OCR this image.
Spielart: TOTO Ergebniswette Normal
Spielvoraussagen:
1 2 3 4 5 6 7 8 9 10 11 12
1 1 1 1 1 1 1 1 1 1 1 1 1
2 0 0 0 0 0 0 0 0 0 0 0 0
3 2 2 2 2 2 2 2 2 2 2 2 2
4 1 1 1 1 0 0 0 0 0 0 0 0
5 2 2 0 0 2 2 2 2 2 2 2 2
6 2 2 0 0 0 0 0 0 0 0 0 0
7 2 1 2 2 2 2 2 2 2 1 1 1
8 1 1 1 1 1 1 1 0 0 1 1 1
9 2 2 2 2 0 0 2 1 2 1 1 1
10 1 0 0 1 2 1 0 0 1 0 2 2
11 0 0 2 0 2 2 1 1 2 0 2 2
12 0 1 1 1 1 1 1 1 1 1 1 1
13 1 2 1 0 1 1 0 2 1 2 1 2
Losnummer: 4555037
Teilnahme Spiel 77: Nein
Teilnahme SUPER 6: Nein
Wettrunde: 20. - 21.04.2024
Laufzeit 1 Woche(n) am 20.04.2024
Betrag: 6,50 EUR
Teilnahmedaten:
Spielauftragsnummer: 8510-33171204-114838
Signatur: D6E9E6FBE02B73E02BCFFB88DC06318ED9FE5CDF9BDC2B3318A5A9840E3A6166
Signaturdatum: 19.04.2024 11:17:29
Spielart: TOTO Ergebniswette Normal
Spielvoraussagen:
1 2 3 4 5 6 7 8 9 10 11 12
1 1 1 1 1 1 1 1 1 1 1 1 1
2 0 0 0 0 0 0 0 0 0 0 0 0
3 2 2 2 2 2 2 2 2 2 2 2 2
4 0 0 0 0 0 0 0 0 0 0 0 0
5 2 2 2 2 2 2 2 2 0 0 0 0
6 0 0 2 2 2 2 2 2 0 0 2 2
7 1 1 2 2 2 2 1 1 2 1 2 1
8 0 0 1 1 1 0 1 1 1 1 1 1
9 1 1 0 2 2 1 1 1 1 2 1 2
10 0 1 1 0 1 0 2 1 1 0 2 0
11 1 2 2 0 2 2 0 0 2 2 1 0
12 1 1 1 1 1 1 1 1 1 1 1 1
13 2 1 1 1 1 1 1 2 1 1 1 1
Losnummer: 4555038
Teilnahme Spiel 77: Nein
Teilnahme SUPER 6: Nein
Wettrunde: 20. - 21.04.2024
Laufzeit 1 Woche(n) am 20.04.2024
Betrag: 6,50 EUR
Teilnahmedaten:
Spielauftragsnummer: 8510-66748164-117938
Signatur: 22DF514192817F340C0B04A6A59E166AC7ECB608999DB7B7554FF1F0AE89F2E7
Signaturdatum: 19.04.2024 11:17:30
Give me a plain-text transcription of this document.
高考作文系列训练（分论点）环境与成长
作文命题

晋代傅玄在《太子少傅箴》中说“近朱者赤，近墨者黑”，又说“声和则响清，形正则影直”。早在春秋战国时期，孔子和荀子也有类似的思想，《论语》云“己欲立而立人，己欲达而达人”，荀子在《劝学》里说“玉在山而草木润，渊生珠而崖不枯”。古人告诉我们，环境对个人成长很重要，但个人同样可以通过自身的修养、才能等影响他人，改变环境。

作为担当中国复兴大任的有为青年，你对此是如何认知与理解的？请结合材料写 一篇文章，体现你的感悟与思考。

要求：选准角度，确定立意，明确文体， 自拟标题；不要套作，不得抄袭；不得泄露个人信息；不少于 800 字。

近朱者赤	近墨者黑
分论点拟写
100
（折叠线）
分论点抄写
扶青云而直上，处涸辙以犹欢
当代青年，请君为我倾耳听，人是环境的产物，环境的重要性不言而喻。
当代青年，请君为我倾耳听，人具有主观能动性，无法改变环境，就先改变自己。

__Set task__
Restate the data above word for word.

__Exercise response__
OCR this image.
Spielart: TOTO Ergebniswette Normal
Spielvoraussagen:
1 2 3 4 5 6 7 8 9 10 11 12
1 1 1 1 1 1 1 1 1 1 1 1 1
2 0 0 0 0 0 0 0 0 0 0 0 0
3 2 2 2 2 2 2 2 2 2 2 2 2
4 1 1 1 1 0 0 0 0 0 0 0 0
5 2 2 0 0 2 2 2 2 2 2 2 2
6 2 2 0 0 0 0 0 0 0 0 0 0
7 2 1 2 2 2 2 2 2 2 1 1 1
8 1 1 1 1 1 1 1 0 0 1 1 1
9 2 2 2 2 0 0 2 1 2 1 1 1
10 1 0 0 1 2 1 0 0 1 0 2 2
11 0 0 2 0 2 2 1 1 2 0 2 2
12 0 1 1 1 1 1 1 1 1 1 1 1
13 1 2 1 0 1 1 0 2 1 2 1 2
Losnummer: 4555037
Teilnahme Spiel 77: Nein
Teilnahme SUPER 6: Nein
Wettrunde: 20. - 21.04.2024
Laufzeit 1 Woche(n) am 20.04.2024
Betrag: 6,50 EUR
Teilnahmedaten:
Spielauftragsnummer: 8510-33171204-114838
Signatur: D6E9E6FBE02B73E02BCFFB88DC06318ED9FE5CDF9BDC2B3318A5A9840E3A6166
Signaturdatum: 19.04.2024 11:17:29
Spielart: TOTO Ergebniswette Normal
Spielvoraussagen:
1 2 3 4 5 6 7 8 9 10 11 12
1 1 1 1 1 1 1 1 1 1 1 1 1
2 0 0 0 0 0 0 0 0 0 0 0 0
3 2 2 2 2 2 2 2 2 2 2 2 2
4 0 0 0 0 0 0 0 0 0 0 0 0
5 2 2 2 2 2 2 2 2 0 0 0 0
6 0 0 2 2 2 2 2 2 0 0 2 2
7 1 1 2 2 2 2 1 1 2 1 2 1
8 0 0 1 1 1 0 1 1 1 1 1 1
9 1 1 0 2 2 1 1 1 1 2 1 2
10 0 1 1 0 1 0 2 1 1 0 2 0
11 1 2 2 0 2 2 0 0 2 2 1 0
12 1 1 1 1 1 1 1 1 1 1 1 1
13 2 1 1 1 1 1 1 2 1 1 1 1
Losnummer: 4555038
Teilnahme Spiel 77: Nein
Teilnahme SUPER 6: Nein
Wettrunde: 20. - 21.04.2024
Laufzeit 1 Woche(n) am 20.04.2024
Betrag: 6,50 EUR
Teilnahmedaten:
Spielauftragsnummer: 8510-66748164-117938
Signatur: 22DF514192817F340C0B04A6A59E166AC7ECB608999DB7B7554FF1F0AE89F2E7
Signaturdatum: 19.04.2024 11:17:30
Give me a plain-text transcription of this document.
高考作文系列训练（分论点）环境与成长
作文命题

晋代傅玄在《太子少傅箴》中说“近朱者赤，近墨者黑”，又说“声和则响清，形正则影直”。早在春秋战国时期，孔子和荀子也有类似的思想，《论语》云“己欲立而立人，己欲达而达人”，荀子在《劝学》里说“玉在山而草木润，渊生珠而崖不枯”。古人告诉我们，环境对个人成长很重要，但个人同样可以通过自身的修养、才能等影响他人，改变环境。

作为担当中国复兴大任的有为青年，你对此是如何认知与理解的？请结合材料写 一篇文章，体现你的感悟与思考。

要求：选准角度，确定立意，明确文体， 自拟标题；不要套作，不得抄袭；不得泄露个人信息；不少于 800 字。

近朱者赤	近墨者黑
分论点拟写
100
（折叠线）
分论点抄写
扶青云而直上，处涸辙以犹欢
当代青年，请君为我倾耳听，人是环境的产物，环境的重要性不言而喻。
当代青年，请君为我倾耳听，人具有主观能动性，无法改变环境，就先改变自己。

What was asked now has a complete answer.